- [Written task A]: Decide whether each statement agrees with the Ramayana summary below. Answer yes or no for each, and quote the summary's deciding words: (i) Kaikeyi asks that Rama be banished for fourteen years. (ii) Bharata accepts the throne when he is summoned after the old king's death. (iii) Rama gives his gold-embroidered shoes to Bharata.

- [Source]:
>>
The main story of the Ramayana begins with an account of the city of Ayodhya under the rule of the mighty King Dacaratha, the sons of whose three wives, Kaucalya, Kaikeyi, and Sumitra, are Rama, Bharata, and Lakshmana respectively. Rama is married to Sita, daughter of Janaka, king of Videha. Dacaratha, feeling the approach of old age, one day announces in a great assembly that he desires to make Rama heir-apparent, an announcement received with general rejoicing because of Rama's great popularity. Kaikeyi, meanwhile, wishing her son Bharata to succeed, reminds the king that he had once offered her the choice of two boons, of which she had as yet not availed herself. When Dacaratha at last promises to fulfil whatever she may desire, Kaikeyi requests him to appoint Bharata his successor, and to banish Rama for fourteen years. The king, having in vain implored her to retract, passes a sleepless night. Next day, when the solemn consecration of Rama is to take place, Dacaratha sends for his son and informs him of his fate. Rama receives the news calmly and prepares to obey his father's command as his highest duty. Sita and Lakshmana resolve on sharing his fortunes, and accompany him in his exile. The aged king, overcome with grief at parting from his son, withdraws from Kaikeyi, and passing the remainder of his days with Rama's mother, Kaucalya, finally dies lamenting for his banished son. Rama has meanwhile lived peacefully and happily with Sita and his brother in the wild forest of Dandaka. On the death of the old king, Bharata, who in the interval has lived with the parents of his mother, is summoned to the throne. Refusing the succession with noble indignation, he sets out for the forest in order to bring Rama back to Ayodhya. Rama, though much moved by his brother's request, declines to return because he must fulfil his vow of exile. Taking off his gold-embroidered shoes, he gives them to Bharata as a sign that he hands over his inheritance to him. Bharata returning to Ayodhya, places Rama's shoes on the throne, and keeping the royal umbrella over them, holds council and dispenses justice by their side.
<<
- [Data entries]:
>>
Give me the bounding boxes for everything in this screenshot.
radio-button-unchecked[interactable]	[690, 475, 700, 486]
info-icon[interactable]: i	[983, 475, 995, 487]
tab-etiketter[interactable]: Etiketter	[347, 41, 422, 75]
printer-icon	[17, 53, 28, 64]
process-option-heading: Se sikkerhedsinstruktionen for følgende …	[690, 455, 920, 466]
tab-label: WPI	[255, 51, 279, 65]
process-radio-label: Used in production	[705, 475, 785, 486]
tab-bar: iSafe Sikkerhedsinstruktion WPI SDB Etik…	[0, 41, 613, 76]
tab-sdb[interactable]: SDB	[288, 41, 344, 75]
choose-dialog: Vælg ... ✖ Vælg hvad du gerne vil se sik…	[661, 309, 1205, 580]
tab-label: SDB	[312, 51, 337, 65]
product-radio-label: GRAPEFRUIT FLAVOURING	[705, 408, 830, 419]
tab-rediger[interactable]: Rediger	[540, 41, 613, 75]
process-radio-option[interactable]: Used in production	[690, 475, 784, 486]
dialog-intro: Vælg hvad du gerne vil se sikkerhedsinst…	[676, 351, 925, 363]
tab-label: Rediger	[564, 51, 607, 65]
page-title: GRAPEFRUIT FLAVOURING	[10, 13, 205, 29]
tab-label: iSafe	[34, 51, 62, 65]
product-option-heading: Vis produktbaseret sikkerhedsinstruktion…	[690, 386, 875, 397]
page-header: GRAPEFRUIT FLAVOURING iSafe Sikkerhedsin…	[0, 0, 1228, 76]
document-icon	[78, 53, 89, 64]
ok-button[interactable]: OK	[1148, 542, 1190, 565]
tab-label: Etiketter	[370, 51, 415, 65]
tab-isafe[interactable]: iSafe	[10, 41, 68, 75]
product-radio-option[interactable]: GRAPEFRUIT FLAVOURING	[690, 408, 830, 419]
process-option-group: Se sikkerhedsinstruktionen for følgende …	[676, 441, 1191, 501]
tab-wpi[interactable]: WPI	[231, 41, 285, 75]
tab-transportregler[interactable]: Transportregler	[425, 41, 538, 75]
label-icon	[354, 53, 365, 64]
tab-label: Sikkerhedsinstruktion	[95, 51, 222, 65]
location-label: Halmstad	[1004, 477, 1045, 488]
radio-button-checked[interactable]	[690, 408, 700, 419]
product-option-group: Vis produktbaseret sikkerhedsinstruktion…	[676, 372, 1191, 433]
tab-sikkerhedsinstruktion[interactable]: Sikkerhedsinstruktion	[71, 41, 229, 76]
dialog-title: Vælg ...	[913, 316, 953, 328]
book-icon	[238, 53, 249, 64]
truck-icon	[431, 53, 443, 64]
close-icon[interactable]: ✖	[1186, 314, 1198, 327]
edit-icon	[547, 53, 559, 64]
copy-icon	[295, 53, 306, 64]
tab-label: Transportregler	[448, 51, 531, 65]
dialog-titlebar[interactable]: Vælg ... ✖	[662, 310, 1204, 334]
<<
- [Written task B]: Recast the listing as a JSON list of strings, one string per line and no blank lines. Start at its first line and end at the line that contains "53, 28, 64]".

- [Full answer A]:
(i) Yes: "to banish Rama for fourteen years"
(ii) No: "Refusing the succession with noble indignation"
(iii) Yes: "Taking off his gold-embroidered shoes, he gives them to Bharata"

- [Full answer B]:
[
  "Give me the bounding boxes for everything in this screenshot.",
  "radio-button-unchecked[interactable]\t[690, 475, 700, 486]",
  "info-icon[interactable]: i\t[983, 475, 995, 487]",
  "tab-etiketter[interactable]: Etiketter\t[347, 41, 422, 75]",
  "printer-icon\t[17, 53, 28, 64]"
]